All entries below need to be written out exactly, but without their pictures.

----

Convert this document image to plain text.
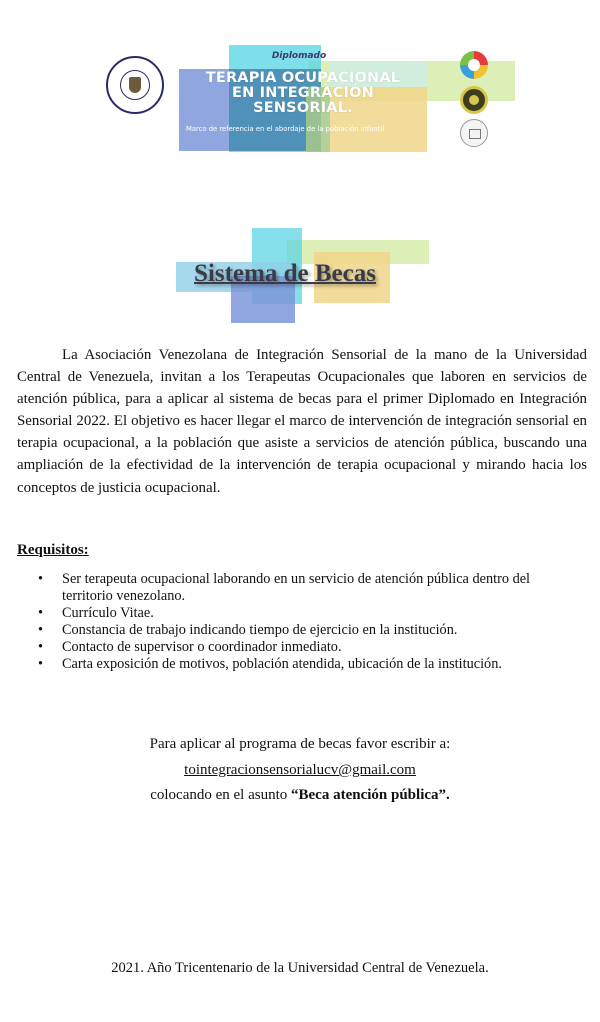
Diplomado
TERAPIA OCUPACIONAL
EN INTEGRACIÓN
SENSORIAL.
Marco de referencia en el abordaje de la población infantil
Sistema de Becas

La Asociación Venezolana de Integración Sensorial de la mano de la Universidad Central de Venezuela, invitan a los Terapeutas Ocupacionales que laboren en servicios de atención pública, para a aplicar al sistema de becas para el primer Diplomado en Integración Sensorial 2022. El objetivo es hacer llegar el marco de intervención de integración sensorial en terapia ocupacional, a la población que asiste a servicios de atención pública, buscando una ampliación de la efectividad de la intervención de terapia ocupacional y mirando hacia los conceptos de justicia ocupacional.

Requisitos:
• Ser terapeuta ocupacional laborando en un servicio de atención pública dentro del territorio venezolano.
• Currículo Vitae.
• Constancia de trabajo indicando tiempo de ejercicio en la institución.
• Contacto de supervisor o coordinador inmediato.
• Carta exposición de motivos, población atendida, ubicación de la institución.
Para aplicar al programa de becas favor escribir a:
tointegracionsensorialucv@gmail.com
colocando en el asunto “Beca atención pública”.
2021. Año Tricentenario de la Universidad Central de Venezuela.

----

▶ [The result]:
Convert this document image to plain text.
Diplomado
TERAPIA OCUPACIONAL
EN INTEGRACIÓN
SENSORIAL.
Marco de referencia en el abordaje de la población infantil
Sistema de Becas

La Asociación Venezolana de Integración Sensorial de la mano de la Universidad Central de Venezuela, invitan a los Terapeutas Ocupacionales que laboren en servicios de atención pública, para a aplicar al sistema de becas para el primer Diplomado en Integración Sensorial 2022. El objetivo es hacer llegar el marco de intervención de integración sensorial en terapia ocupacional, a la población que asiste a servicios de atención pública, buscando una ampliación de la efectividad de la intervención de terapia ocupacional y mirando hacia los conceptos de justicia ocupacional.

Requisitos:
• Ser terapeuta ocupacional laborando en un servicio de atención pública dentro del territorio venezolano.
• Currículo Vitae.
• Constancia de trabajo indicando tiempo de ejercicio en la institución.
• Contacto de supervisor o coordinador inmediato.
• Carta exposición de motivos, población atendida, ubicación de la institución.
Para aplicar al programa de becas favor escribir a:
tointegracionsensorialucv@gmail.com
colocando en el asunto “Beca atención pública”.
2021. Año Tricentenario de la Universidad Central de Venezuela.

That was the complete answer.